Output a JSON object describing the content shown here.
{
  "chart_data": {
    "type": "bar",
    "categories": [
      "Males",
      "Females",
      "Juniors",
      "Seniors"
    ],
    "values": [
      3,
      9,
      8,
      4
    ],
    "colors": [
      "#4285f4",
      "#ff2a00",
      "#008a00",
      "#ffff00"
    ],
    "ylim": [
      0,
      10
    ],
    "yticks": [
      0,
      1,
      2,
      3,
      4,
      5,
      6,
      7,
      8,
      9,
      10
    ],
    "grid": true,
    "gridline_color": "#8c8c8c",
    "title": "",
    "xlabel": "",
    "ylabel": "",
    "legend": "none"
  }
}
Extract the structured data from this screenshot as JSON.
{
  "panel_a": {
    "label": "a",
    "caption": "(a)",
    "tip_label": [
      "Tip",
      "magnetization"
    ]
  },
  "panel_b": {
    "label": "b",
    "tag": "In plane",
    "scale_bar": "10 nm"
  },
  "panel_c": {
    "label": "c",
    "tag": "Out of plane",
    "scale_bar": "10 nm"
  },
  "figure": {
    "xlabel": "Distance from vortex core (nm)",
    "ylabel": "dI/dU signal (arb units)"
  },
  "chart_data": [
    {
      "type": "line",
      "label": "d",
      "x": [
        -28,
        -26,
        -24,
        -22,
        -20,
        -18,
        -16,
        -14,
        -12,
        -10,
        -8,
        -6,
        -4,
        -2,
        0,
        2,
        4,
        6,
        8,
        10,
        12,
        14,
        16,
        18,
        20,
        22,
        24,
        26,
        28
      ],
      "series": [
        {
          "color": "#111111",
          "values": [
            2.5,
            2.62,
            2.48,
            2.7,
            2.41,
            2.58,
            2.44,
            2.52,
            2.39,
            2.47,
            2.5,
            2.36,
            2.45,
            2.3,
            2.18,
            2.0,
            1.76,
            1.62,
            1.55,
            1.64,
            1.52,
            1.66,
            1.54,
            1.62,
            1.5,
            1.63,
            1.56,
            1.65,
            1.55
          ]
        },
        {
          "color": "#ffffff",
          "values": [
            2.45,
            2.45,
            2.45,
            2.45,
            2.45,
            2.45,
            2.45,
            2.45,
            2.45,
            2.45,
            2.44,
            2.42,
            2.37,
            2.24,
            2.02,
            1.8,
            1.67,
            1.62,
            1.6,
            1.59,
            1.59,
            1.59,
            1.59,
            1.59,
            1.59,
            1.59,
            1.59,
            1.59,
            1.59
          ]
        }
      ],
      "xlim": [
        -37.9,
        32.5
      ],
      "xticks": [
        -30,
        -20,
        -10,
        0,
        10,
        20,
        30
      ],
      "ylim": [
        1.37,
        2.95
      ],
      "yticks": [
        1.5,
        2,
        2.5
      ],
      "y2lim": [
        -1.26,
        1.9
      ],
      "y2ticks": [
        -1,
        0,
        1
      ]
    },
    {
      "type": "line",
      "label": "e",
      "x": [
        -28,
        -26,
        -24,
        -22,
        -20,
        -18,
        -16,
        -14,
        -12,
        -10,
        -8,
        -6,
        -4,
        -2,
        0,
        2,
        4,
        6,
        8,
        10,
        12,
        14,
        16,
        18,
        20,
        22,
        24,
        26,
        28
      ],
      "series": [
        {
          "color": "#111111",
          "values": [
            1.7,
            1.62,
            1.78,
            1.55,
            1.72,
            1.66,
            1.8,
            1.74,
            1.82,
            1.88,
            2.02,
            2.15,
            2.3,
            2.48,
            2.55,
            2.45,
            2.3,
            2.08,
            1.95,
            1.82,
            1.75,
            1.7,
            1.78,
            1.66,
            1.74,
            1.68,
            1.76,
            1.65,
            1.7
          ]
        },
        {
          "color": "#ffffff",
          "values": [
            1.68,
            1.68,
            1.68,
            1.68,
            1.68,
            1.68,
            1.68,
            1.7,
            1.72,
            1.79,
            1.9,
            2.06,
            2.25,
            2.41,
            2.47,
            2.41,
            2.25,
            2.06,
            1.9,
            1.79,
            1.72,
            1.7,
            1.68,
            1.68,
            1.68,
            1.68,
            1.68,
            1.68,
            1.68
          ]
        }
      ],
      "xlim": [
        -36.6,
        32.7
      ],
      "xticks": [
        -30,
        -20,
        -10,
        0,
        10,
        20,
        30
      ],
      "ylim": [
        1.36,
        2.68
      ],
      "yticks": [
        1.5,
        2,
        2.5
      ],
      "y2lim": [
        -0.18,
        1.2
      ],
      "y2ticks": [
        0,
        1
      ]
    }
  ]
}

◆ TASK PROMPT: Above are some records. Report the number of their lines that include "xlabel", and add nothing else.

◆ SOLVED EXERCISE: 2